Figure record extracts
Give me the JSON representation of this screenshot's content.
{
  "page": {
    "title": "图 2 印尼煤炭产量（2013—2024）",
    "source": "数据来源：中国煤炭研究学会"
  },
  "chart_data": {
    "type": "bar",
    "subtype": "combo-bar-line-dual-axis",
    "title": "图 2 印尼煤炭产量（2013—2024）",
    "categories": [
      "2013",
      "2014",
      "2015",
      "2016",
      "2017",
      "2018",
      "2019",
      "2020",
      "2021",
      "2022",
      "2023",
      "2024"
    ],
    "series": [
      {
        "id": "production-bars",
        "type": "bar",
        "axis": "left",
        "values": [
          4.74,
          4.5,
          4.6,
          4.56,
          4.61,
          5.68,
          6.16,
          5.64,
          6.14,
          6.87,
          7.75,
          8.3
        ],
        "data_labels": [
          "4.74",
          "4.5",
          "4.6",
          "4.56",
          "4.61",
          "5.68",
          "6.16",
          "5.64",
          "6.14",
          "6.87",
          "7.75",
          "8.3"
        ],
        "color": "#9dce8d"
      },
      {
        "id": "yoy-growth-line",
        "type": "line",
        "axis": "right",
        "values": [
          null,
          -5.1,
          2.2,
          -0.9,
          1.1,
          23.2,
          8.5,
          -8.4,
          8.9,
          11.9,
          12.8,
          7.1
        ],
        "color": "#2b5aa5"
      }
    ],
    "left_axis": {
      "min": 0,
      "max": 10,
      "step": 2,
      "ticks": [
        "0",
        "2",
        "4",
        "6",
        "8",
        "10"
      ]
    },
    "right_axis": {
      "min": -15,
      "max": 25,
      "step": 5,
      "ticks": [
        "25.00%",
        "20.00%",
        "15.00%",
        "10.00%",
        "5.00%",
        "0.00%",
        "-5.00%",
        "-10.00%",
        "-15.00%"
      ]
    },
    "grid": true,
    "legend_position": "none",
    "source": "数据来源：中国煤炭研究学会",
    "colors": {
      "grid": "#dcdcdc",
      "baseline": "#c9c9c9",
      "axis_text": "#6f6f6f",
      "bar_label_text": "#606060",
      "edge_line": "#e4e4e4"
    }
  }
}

* * *

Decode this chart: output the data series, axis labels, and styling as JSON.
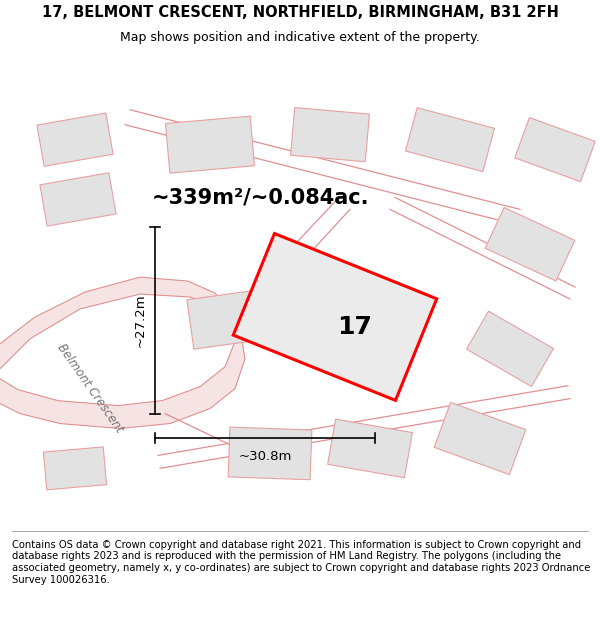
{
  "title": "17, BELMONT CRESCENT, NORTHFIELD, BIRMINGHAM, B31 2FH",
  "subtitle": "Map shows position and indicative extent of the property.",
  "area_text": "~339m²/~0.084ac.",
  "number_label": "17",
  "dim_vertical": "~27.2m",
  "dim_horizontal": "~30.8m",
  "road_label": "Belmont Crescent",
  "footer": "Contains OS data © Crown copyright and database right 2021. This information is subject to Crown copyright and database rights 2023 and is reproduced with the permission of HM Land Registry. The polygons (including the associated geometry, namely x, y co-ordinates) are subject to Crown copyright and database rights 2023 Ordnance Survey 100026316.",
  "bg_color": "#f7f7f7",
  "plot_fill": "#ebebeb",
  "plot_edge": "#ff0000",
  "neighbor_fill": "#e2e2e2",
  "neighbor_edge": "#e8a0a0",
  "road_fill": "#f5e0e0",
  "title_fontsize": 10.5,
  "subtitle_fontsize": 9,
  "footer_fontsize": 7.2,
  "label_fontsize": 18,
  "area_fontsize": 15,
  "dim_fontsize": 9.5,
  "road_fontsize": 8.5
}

--

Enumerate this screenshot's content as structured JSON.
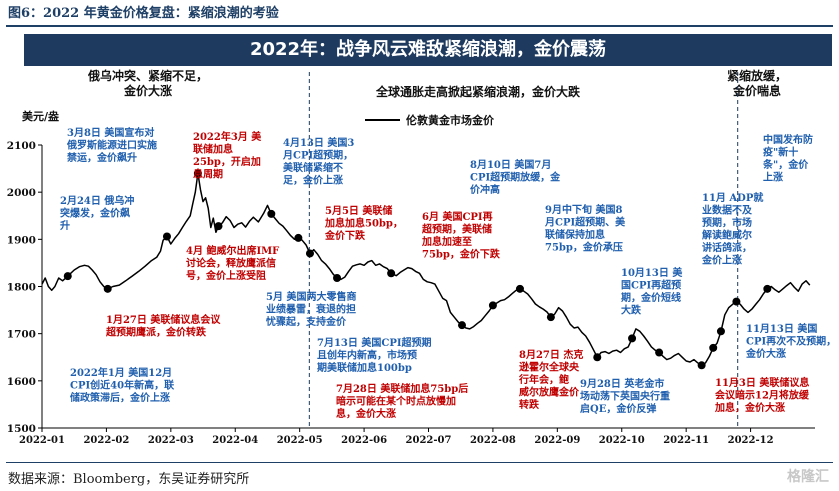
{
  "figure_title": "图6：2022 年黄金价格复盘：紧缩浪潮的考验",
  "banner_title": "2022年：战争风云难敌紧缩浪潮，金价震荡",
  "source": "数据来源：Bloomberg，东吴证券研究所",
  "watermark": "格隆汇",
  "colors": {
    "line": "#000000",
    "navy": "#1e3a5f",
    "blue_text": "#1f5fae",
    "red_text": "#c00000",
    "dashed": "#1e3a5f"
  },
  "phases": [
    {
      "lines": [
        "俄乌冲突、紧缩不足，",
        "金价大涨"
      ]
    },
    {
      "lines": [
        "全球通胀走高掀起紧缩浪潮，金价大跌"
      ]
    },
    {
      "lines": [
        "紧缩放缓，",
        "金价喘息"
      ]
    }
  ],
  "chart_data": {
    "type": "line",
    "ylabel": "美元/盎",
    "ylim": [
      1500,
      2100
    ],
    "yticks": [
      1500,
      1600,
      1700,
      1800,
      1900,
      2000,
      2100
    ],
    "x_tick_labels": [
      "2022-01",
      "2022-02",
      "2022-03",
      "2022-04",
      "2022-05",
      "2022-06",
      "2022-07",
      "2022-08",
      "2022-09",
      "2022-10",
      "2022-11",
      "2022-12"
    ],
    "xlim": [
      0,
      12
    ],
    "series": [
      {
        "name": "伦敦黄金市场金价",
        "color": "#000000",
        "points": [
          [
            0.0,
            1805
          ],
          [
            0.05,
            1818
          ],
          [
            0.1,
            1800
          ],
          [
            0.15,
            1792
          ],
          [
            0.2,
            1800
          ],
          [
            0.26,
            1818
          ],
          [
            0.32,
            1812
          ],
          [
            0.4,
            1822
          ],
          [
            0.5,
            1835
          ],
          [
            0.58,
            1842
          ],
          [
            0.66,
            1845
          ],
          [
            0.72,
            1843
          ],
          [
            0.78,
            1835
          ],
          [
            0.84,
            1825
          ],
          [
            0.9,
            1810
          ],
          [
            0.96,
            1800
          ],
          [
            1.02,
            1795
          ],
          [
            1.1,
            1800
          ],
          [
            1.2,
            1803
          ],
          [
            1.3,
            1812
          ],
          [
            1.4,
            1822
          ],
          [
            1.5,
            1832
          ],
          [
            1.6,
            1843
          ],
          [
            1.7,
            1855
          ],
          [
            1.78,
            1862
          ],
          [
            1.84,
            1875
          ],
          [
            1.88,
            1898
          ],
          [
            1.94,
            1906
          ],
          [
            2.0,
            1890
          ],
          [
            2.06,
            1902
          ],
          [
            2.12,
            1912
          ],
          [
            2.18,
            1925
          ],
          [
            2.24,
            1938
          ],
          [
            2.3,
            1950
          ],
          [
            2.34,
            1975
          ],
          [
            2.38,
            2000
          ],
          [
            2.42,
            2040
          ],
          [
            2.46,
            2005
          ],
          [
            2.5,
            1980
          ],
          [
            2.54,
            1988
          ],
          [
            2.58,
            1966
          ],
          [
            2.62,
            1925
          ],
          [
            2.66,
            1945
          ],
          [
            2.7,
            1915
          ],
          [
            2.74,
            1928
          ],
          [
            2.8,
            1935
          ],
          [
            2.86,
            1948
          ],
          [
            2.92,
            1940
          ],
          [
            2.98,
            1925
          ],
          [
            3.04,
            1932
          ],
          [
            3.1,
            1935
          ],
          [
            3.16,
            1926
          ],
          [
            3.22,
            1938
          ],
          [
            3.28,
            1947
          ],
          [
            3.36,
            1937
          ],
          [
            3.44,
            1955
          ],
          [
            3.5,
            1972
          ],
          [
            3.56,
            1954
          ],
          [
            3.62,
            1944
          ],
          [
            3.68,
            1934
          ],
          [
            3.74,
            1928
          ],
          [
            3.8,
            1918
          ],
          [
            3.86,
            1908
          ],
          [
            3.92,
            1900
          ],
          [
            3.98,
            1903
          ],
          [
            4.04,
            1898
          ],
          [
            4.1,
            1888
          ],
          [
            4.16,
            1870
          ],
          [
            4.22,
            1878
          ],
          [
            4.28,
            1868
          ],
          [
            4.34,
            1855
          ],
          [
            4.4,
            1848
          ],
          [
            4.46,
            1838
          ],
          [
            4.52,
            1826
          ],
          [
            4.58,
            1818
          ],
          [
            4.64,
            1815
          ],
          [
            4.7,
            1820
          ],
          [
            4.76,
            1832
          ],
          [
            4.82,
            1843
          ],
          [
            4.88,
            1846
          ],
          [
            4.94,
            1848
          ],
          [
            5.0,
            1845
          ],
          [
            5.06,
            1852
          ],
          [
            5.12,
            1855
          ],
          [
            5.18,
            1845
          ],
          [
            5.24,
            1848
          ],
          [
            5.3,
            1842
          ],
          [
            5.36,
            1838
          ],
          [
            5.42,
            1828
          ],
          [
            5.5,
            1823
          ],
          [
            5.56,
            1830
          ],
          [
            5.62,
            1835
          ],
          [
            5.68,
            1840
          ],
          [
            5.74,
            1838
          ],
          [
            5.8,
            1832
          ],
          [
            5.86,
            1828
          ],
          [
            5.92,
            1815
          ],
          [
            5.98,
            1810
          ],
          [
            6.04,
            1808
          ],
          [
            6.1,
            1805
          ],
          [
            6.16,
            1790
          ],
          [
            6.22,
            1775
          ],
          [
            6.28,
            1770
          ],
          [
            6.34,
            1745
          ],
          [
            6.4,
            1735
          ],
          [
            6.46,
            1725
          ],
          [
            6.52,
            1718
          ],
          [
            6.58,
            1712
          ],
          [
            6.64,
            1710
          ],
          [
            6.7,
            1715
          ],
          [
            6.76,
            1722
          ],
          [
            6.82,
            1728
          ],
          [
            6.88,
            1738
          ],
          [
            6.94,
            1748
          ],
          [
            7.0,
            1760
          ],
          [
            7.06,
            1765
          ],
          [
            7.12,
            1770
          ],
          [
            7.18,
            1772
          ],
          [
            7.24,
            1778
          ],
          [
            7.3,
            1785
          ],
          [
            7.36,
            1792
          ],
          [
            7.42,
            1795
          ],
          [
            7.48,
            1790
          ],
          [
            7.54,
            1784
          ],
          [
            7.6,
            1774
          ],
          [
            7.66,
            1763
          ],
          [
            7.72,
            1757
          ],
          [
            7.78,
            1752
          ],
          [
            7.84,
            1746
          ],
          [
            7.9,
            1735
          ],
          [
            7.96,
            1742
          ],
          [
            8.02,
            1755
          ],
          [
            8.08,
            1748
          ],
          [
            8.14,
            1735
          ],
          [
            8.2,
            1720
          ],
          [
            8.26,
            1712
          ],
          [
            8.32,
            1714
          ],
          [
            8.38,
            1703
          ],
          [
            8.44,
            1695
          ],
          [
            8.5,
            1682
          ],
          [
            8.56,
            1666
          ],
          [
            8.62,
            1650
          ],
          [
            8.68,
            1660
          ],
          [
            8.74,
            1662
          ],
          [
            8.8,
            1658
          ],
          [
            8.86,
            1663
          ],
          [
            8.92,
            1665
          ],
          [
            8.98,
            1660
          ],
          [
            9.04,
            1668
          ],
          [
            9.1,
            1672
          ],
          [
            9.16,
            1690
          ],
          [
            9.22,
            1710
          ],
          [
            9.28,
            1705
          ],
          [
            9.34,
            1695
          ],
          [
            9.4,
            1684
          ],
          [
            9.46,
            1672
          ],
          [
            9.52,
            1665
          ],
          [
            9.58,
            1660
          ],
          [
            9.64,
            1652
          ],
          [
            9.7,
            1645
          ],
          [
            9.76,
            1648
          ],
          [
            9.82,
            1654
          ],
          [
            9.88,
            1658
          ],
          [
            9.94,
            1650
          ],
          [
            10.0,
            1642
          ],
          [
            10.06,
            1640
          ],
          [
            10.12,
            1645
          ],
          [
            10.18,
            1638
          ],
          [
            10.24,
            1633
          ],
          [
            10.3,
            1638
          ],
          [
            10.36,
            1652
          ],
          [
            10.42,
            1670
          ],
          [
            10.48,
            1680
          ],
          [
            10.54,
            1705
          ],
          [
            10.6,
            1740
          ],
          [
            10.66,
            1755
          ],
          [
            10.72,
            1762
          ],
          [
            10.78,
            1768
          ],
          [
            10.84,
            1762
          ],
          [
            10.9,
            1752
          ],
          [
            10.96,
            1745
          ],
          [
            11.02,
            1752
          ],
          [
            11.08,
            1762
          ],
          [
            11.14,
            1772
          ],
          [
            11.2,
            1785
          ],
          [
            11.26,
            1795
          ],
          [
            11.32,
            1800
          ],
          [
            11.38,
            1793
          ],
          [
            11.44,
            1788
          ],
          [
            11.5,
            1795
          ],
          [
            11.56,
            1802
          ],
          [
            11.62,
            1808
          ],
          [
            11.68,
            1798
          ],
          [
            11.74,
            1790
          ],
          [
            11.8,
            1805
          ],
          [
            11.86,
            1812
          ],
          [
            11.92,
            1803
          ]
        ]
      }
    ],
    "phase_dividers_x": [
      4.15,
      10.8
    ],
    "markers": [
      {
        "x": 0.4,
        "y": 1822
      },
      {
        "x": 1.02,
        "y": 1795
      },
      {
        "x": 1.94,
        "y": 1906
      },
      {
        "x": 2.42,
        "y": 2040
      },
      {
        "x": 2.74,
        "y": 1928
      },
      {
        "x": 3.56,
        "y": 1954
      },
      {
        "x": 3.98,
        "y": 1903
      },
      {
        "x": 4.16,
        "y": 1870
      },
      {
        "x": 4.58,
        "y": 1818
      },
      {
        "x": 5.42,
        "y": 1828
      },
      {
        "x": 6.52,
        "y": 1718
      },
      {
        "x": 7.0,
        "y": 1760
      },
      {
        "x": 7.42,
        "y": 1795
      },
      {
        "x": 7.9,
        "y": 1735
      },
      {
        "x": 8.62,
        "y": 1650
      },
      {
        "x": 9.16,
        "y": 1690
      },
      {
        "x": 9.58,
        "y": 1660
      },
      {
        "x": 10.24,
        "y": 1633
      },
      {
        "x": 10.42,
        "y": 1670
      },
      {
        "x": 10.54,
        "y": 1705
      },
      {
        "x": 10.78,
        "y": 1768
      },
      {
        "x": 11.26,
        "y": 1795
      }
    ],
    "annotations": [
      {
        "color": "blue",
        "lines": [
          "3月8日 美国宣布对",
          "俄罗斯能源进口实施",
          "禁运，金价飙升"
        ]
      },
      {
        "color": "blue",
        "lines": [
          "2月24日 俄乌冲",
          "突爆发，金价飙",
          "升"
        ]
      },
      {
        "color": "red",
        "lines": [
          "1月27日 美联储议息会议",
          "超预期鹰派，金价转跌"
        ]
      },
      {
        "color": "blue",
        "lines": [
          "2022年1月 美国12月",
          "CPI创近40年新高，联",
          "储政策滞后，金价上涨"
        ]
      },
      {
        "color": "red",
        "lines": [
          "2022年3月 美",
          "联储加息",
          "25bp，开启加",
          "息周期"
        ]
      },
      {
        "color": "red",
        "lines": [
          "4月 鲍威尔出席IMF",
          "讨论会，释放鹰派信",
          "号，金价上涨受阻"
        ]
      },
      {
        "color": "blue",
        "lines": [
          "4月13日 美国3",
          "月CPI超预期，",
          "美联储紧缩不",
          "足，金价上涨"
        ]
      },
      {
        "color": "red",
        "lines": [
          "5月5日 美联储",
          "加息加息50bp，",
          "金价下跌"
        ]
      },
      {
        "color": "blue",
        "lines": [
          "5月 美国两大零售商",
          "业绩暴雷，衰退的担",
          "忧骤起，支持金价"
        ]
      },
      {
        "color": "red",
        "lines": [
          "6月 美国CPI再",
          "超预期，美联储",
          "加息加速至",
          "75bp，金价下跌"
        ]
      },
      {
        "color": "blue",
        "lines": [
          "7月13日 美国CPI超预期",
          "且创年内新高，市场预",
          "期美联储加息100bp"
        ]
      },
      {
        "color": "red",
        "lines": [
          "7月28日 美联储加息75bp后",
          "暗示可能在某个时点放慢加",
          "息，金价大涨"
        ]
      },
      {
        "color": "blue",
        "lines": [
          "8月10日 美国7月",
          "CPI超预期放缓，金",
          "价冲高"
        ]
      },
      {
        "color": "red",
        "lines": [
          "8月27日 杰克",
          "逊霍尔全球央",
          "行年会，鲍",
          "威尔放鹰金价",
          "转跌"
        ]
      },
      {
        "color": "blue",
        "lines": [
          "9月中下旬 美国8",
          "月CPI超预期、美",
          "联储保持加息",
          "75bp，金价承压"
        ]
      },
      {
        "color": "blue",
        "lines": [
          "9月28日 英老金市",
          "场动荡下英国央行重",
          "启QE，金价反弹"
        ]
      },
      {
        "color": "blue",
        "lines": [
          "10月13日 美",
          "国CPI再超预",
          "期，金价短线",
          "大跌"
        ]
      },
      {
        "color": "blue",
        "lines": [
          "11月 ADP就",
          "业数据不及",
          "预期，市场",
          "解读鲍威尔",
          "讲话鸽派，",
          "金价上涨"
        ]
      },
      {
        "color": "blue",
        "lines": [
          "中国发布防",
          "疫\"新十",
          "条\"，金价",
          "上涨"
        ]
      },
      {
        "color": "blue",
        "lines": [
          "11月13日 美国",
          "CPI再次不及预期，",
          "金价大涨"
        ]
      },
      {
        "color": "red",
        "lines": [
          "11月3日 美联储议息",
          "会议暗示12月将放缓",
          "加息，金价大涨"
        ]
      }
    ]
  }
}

▸ **Work to complete**
From the entries above, extract every line where the word "content" appears.

▸ **Solution to this task**
Give me the JSON representation of this screenshot's content.
Enumerate this screenshot's content as structured JSON.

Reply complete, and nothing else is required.